**INSTRUCTIONS FOR THE TASK**
From the material below, list every line containing "title".
━━━ DATA FOR THE TASK ━━━
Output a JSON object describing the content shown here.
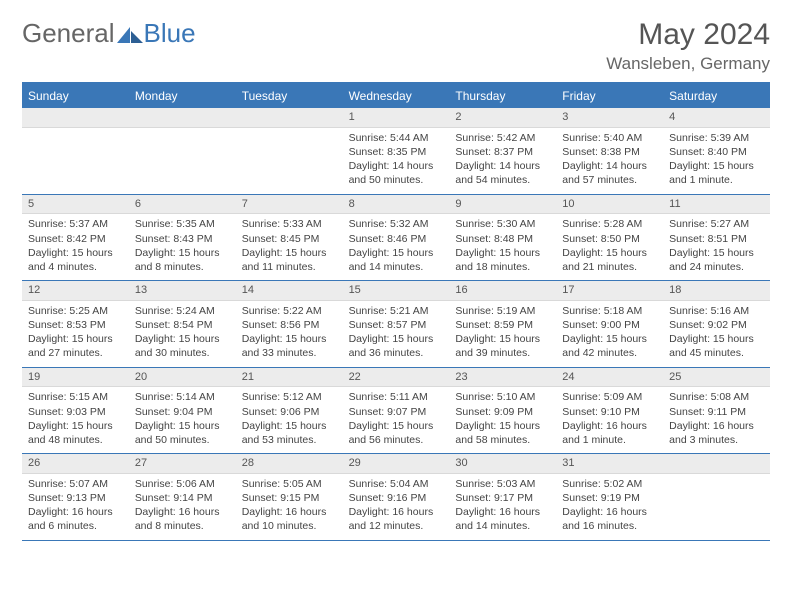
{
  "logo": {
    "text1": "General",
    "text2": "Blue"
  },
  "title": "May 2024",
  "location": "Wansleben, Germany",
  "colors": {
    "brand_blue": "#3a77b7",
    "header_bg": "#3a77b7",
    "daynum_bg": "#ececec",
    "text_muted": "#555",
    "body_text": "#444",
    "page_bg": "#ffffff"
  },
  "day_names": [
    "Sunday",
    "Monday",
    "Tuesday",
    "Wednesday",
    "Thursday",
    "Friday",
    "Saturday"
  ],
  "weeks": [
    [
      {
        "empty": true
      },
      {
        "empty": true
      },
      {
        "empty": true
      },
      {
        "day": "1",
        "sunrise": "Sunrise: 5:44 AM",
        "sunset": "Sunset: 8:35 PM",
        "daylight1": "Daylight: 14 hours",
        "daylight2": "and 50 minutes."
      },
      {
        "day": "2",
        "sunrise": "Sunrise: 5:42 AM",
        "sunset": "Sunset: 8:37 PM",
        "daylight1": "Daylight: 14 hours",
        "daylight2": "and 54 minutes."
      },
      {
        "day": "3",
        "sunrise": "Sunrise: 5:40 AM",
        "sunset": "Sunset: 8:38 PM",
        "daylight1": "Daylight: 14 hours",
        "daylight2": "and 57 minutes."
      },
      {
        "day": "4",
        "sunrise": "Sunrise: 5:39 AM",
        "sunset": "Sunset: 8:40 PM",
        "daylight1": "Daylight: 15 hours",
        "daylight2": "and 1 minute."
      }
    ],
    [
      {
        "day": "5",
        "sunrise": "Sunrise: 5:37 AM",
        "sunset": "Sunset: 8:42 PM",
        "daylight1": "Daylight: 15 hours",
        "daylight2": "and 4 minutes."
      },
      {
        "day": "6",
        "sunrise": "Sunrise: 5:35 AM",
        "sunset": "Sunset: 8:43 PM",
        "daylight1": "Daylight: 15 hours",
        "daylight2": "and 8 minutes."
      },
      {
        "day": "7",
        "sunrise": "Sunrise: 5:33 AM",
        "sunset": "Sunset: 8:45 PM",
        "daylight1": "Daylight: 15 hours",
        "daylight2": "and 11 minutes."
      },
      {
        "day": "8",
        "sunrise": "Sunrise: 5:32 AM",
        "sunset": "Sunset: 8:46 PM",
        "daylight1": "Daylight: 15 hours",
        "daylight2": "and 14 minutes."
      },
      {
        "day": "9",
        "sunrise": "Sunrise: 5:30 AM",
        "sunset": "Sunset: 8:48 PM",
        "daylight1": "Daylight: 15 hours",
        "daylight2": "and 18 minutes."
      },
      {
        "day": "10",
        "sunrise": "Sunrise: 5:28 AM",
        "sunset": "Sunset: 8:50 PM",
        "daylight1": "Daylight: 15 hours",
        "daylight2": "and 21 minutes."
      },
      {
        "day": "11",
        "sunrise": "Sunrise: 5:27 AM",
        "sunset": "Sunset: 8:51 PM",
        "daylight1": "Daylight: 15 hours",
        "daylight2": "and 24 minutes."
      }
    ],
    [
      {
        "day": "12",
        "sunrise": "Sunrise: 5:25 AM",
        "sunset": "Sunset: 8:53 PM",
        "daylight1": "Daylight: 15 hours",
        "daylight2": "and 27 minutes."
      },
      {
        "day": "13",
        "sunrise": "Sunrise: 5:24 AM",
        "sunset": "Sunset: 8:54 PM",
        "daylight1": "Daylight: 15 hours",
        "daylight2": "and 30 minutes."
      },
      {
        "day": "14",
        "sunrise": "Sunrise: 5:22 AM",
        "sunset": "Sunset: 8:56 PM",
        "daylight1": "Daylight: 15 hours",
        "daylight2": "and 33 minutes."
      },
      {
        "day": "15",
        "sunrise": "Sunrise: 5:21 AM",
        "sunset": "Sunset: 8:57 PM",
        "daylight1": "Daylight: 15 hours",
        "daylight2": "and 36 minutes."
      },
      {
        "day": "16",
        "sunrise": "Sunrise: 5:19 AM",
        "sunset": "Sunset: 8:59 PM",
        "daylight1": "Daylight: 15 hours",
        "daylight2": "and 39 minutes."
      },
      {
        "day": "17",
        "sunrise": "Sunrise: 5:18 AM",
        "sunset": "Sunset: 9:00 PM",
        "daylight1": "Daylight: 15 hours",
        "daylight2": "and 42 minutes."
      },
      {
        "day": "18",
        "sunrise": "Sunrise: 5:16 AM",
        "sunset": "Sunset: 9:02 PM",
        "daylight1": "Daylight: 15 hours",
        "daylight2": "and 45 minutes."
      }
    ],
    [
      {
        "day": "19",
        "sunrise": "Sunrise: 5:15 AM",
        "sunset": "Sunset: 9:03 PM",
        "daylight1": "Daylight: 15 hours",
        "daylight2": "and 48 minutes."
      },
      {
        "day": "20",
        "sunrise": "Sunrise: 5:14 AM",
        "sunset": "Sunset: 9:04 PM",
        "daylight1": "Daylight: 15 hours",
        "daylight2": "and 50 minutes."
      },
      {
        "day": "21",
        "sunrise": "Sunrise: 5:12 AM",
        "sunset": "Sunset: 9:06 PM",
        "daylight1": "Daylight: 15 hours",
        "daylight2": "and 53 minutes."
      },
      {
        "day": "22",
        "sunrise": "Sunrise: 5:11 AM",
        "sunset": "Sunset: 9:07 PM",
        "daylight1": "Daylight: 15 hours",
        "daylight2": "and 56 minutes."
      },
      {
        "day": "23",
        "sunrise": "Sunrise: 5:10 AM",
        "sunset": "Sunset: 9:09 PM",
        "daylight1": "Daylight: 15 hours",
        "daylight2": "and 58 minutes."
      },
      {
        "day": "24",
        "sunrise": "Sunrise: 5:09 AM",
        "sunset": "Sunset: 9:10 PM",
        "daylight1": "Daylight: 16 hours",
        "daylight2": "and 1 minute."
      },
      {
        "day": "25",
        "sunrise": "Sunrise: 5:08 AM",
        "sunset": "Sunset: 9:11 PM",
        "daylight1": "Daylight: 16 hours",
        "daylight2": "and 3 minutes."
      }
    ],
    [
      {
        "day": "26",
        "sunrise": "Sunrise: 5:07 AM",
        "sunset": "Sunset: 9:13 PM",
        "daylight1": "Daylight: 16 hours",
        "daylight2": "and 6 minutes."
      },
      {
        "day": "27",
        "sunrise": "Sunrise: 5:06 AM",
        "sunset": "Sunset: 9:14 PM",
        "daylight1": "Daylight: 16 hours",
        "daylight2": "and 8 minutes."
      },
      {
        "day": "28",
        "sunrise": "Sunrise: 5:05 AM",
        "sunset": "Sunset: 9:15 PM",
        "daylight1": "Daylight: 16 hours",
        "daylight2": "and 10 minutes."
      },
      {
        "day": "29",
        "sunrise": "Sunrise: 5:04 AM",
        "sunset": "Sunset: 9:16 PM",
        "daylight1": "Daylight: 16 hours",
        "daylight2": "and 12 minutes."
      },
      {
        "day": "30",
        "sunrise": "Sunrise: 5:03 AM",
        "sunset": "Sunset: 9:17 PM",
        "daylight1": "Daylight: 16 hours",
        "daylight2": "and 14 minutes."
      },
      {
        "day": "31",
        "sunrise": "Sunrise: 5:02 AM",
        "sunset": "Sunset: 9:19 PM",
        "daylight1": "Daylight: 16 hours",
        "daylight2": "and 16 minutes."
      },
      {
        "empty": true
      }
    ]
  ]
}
━━━
━━━ DATA FOR THE TASK ━━━
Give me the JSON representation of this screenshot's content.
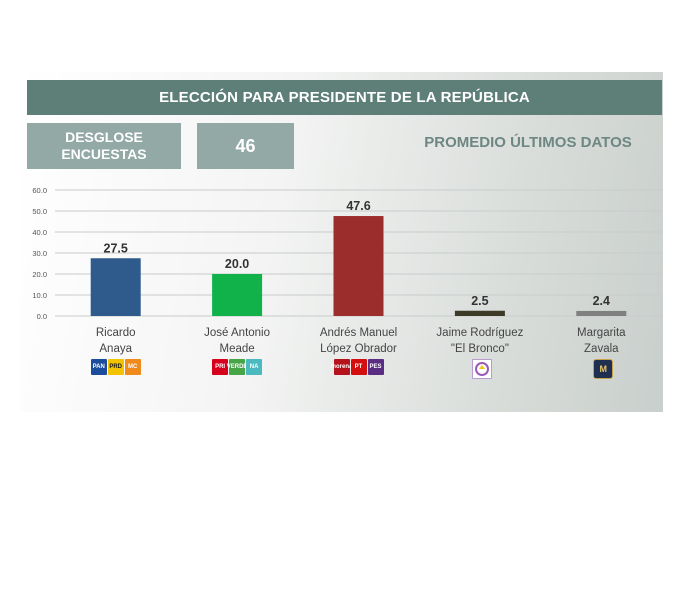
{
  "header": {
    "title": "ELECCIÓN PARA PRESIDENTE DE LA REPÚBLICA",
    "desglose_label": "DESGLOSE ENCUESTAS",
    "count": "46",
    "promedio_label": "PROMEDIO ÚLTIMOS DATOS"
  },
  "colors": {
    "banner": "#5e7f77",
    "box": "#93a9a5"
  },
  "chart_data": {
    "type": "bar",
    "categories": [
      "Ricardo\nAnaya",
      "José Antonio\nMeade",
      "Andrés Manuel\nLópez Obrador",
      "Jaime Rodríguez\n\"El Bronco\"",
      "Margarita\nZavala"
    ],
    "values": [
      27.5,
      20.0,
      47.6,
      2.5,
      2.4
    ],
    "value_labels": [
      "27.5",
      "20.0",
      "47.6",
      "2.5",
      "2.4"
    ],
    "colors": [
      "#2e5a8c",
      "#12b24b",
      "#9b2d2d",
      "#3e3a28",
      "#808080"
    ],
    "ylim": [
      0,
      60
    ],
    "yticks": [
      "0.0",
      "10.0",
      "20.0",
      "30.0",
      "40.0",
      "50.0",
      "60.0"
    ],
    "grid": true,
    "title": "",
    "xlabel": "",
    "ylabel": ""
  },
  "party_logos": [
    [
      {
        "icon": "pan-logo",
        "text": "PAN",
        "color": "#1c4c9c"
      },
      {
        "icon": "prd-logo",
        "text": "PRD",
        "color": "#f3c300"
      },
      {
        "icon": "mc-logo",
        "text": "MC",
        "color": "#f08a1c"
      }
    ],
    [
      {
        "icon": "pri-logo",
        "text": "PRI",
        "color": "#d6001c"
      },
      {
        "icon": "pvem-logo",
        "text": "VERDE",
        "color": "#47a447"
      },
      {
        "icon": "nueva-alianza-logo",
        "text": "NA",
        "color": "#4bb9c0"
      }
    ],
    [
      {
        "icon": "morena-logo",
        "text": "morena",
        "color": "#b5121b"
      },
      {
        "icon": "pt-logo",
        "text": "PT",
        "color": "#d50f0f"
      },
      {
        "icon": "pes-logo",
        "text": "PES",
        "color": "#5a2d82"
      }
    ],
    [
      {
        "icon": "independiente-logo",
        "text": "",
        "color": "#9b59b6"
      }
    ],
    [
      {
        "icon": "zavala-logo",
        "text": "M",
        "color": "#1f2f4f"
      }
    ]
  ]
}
━━━
**TASK OUTPUT**
  "title": "May 2024",
    "title": "ELECCIÓN PARA PRESIDENTE DE LA REPÚBLICA",
    "title": "",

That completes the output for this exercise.